§ Task directions
Report the number of lines in these entries that contain "ylabel". Write only the number.
━━━━━━━━━━━━━━━━━━━━
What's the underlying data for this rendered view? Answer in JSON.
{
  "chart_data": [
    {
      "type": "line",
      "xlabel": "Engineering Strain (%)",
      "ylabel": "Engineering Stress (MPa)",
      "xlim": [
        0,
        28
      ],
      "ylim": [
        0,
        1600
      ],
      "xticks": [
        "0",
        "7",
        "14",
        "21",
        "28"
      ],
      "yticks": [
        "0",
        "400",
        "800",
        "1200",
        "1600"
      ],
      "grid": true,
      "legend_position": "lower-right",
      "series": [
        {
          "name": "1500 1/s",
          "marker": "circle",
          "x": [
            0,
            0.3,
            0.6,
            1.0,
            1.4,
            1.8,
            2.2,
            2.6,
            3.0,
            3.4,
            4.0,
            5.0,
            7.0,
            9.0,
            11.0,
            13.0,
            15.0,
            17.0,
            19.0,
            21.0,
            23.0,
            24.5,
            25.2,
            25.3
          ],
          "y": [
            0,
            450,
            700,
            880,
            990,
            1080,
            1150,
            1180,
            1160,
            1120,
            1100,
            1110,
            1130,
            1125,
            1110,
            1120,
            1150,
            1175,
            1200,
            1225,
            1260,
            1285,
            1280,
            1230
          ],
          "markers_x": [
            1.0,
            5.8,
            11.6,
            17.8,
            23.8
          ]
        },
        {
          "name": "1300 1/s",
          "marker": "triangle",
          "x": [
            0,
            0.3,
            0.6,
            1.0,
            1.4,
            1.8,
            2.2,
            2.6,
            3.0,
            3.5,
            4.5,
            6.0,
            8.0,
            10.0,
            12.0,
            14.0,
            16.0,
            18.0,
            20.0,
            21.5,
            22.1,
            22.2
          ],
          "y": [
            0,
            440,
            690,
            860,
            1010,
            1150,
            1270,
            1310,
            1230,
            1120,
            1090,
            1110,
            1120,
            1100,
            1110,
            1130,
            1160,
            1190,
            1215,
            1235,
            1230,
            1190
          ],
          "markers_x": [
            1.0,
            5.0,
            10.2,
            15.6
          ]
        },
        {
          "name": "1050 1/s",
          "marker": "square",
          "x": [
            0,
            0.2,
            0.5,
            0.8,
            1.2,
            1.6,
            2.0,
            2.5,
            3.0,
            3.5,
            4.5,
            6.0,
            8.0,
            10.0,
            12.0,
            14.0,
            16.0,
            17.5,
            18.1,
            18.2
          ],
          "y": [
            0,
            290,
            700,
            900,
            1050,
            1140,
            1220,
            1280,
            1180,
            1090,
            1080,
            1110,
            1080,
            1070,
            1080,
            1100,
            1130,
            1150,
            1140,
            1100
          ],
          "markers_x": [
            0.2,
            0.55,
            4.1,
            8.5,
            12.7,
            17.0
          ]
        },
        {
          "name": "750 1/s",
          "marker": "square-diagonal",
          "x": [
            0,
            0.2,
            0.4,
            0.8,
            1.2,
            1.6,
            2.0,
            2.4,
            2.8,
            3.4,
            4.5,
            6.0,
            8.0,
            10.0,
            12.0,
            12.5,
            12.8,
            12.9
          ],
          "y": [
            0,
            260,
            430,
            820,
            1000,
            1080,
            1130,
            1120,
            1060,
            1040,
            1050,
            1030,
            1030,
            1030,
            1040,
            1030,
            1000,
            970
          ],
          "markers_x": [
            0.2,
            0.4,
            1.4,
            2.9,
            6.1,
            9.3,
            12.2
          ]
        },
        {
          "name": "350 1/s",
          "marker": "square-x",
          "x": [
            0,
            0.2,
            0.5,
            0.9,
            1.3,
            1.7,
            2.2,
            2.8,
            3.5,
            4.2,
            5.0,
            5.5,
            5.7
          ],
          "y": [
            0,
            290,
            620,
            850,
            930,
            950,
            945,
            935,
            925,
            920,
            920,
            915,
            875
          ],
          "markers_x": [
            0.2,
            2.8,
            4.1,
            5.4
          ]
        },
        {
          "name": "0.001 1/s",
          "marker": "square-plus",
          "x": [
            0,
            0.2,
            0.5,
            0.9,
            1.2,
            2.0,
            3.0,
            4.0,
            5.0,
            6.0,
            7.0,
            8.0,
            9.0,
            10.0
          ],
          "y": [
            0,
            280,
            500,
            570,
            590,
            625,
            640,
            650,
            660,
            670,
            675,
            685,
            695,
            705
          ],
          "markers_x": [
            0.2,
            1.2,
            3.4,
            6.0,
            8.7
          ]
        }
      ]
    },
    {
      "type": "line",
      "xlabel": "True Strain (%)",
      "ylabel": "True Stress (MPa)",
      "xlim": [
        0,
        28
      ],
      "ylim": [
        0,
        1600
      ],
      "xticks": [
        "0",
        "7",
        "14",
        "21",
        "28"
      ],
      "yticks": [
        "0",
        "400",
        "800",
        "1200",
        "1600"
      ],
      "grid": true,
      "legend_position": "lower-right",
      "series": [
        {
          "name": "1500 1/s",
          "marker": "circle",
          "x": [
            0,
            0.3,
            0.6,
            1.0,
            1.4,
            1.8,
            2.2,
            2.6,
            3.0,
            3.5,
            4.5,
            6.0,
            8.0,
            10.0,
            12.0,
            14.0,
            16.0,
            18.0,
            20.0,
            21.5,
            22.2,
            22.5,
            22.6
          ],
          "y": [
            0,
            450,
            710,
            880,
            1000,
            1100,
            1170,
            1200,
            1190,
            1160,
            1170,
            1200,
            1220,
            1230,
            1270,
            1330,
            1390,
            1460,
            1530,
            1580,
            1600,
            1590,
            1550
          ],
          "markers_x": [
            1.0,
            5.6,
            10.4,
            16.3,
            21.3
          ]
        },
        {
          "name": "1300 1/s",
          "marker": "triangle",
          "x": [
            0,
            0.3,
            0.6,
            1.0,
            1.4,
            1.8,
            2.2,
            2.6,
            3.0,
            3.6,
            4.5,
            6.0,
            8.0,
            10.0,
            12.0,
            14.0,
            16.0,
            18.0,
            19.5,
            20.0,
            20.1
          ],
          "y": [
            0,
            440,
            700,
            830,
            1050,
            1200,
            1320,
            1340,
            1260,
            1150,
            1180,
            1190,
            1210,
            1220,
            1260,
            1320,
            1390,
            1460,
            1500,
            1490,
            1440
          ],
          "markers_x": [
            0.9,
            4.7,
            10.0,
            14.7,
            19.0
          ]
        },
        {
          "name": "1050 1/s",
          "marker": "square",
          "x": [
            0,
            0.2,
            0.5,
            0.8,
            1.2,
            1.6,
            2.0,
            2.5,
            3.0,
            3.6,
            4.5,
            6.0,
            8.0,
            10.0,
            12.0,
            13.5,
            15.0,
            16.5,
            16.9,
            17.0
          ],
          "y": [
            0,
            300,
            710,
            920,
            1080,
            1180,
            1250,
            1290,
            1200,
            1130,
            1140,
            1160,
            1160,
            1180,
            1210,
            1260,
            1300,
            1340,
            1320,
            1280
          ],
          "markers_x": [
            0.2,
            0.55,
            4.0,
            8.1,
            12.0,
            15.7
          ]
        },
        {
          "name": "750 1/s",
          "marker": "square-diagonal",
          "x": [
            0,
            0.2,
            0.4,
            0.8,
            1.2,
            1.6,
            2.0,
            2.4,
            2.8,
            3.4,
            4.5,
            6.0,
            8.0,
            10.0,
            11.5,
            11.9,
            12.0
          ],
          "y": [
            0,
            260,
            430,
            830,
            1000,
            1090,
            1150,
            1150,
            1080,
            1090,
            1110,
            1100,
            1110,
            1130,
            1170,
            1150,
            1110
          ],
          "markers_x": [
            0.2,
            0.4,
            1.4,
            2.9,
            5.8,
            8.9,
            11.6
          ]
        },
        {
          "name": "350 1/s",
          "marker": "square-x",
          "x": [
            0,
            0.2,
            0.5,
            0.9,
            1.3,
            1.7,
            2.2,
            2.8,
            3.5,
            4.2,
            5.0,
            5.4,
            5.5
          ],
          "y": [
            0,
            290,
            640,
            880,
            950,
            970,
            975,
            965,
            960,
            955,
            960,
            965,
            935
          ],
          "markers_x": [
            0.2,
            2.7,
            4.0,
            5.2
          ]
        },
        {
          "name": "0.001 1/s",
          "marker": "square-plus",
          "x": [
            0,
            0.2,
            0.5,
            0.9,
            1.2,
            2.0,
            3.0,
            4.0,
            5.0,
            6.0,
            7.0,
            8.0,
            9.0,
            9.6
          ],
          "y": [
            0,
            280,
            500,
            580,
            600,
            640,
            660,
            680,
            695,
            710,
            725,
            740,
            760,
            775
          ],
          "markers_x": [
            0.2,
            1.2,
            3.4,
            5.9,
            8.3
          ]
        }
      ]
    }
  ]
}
━━━━━━━━━━━━━━━━━━━━
§ Problem solution
2